Exercise –
Repeat everything in the material exactly.

Dataset extract –
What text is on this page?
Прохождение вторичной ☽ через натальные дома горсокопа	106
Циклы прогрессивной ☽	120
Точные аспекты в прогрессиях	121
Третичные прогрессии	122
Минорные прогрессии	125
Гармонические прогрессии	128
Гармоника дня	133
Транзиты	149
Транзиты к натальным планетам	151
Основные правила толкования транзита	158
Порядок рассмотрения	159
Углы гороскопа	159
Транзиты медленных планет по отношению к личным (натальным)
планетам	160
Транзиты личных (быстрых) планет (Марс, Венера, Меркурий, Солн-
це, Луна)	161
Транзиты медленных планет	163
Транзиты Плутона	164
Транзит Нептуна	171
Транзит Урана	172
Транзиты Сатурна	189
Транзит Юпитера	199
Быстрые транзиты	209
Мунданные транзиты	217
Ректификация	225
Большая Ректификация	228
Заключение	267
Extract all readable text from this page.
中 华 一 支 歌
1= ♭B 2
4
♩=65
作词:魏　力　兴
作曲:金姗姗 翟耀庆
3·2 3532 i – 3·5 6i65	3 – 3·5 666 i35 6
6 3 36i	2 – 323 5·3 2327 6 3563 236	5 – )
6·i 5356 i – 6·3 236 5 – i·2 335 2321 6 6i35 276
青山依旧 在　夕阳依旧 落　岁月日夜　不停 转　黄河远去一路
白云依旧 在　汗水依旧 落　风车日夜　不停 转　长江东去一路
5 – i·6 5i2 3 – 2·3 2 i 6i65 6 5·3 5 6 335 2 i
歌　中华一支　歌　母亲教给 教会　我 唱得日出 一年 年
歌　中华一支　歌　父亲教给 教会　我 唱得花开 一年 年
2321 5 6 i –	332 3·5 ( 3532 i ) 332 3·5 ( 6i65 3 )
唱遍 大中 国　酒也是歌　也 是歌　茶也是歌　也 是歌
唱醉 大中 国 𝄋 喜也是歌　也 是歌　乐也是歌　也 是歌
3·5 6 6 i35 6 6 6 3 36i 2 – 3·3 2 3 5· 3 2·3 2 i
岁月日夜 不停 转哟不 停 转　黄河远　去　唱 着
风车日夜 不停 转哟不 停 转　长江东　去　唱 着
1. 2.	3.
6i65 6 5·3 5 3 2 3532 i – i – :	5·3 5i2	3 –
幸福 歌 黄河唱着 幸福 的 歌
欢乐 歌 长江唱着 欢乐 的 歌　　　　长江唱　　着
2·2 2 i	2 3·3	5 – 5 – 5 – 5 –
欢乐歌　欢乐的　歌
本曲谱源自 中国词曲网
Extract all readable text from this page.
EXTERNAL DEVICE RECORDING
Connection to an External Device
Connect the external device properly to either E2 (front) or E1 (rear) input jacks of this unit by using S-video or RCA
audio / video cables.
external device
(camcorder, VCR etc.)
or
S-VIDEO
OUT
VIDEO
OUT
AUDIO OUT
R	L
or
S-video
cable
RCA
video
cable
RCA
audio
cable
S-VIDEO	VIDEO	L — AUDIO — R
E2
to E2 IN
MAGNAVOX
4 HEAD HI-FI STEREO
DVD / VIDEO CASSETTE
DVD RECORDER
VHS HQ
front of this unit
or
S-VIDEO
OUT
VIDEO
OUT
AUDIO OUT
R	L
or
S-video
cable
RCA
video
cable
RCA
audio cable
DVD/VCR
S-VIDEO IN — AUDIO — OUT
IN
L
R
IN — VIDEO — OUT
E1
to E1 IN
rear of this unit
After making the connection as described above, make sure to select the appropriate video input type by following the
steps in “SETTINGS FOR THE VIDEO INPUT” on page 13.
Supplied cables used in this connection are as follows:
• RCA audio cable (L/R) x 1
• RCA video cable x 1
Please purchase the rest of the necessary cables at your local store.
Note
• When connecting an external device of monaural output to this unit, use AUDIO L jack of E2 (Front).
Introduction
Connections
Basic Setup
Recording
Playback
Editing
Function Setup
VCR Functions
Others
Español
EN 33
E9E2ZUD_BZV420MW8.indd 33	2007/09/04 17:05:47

Answer to the task –
What text is on this page?
Прохождение вторичной ☽ через натальные дома горсокопа	106
Циклы прогрессивной ☽	120
Точные аспекты в прогрессиях	121
Третичные прогрессии	122
Минорные прогрессии	125
Гармонические прогрессии	128
Гармоника дня	133
Транзиты	149
Транзиты к натальным планетам	151
Основные правила толкования транзита	158
Порядок рассмотрения	159
Углы гороскопа	159
Транзиты медленных планет по отношению к личным (натальным)
планетам	160
Транзиты личных (быстрых) планет (Марс, Венера, Меркурий, Солн-
це, Луна)	161
Транзиты медленных планет	163
Транзиты Плутона	164
Транзит Нептуна	171
Транзит Урана	172
Транзиты Сатурна	189
Транзит Юпитера	199
Быстрые транзиты	209
Мунданные транзиты	217
Ректификация	225
Большая Ректификация	228
Заключение	267
Extract all readable text from this page.
中 华 一 支 歌
1= ♭B 2
4
♩=65
作词:魏　力　兴
作曲:金姗姗 翟耀庆
3·2 3532 i – 3·5 6i65	3 – 3·5 666 i35 6
6 3 36i	2 – 323 5·3 2327 6 3563 236	5 – )
6·i 5356 i – 6·3 236 5 – i·2 335 2321 6 6i35 276
青山依旧 在　夕阳依旧 落　岁月日夜　不停 转　黄河远去一路
白云依旧 在　汗水依旧 落　风车日夜　不停 转　长江东去一路
5 – i·6 5i2 3 – 2·3 2 i 6i65 6 5·3 5 6 335 2 i
歌　中华一支　歌　母亲教给 教会　我 唱得日出 一年 年
歌　中华一支　歌　父亲教给 教会　我 唱得花开 一年 年
2321 5 6 i –	332 3·5 ( 3532 i ) 332 3·5 ( 6i65 3 )
唱遍 大中 国　酒也是歌　也 是歌　茶也是歌　也 是歌
唱醉 大中 国 𝄋 喜也是歌　也 是歌　乐也是歌　也 是歌
3·5 6 6 i35 6 6 6 3 36i 2 – 3·3 2 3 5· 3 2·3 2 i
岁月日夜 不停 转哟不 停 转　黄河远　去　唱 着
风车日夜 不停 转哟不 停 转　长江东　去　唱 着
1. 2.	3.
6i65 6 5·3 5 3 2 3532 i – i – :	5·3 5i2	3 –
幸福 歌 黄河唱着 幸福 的 歌
欢乐 歌 长江唱着 欢乐 的 歌　　　　长江唱　　着
2·2 2 i	2 3·3	5 – 5 – 5 – 5 –
欢乐歌　欢乐的　歌
本曲谱源自 中国词曲网
Extract all readable text from this page.
EXTERNAL DEVICE RECORDING
Connection to an External Device
Connect the external device properly to either E2 (front) or E1 (rear) input jacks of this unit by using S-video or RCA
audio / video cables.
external device
(camcorder, VCR etc.)
or
S-VIDEO
OUT
VIDEO
OUT
AUDIO OUT
R	L
or
S-video
cable
RCA
video
cable
RCA
audio
cable
S-VIDEO	VIDEO	L — AUDIO — R
E2
to E2 IN
MAGNAVOX
4 HEAD HI-FI STEREO
DVD / VIDEO CASSETTE
DVD RECORDER
VHS HQ
front of this unit
or
S-VIDEO
OUT
VIDEO
OUT
AUDIO OUT
R	L
or
S-video
cable
RCA
video
cable
RCA
audio cable
DVD/VCR
S-VIDEO IN — AUDIO — OUT
IN
L
R
IN — VIDEO — OUT
E1
to E1 IN
rear of this unit
After making the connection as described above, make sure to select the appropriate video input type by following the
steps in “SETTINGS FOR THE VIDEO INPUT” on page 13.
Supplied cables used in this connection are as follows:
• RCA audio cable (L/R) x 1
• RCA video cable x 1
Please purchase the rest of the necessary cables at your local store.
Note
• When connecting an external device of monaural output to this unit, use AUDIO L jack of E2 (Front).
Introduction
Connections
Basic Setup
Recording
Playback
Editing
Function Setup
VCR Functions
Others
Español
EN 33
E9E2ZUD_BZV420MW8.indd 33	2007/09/04 17:05:47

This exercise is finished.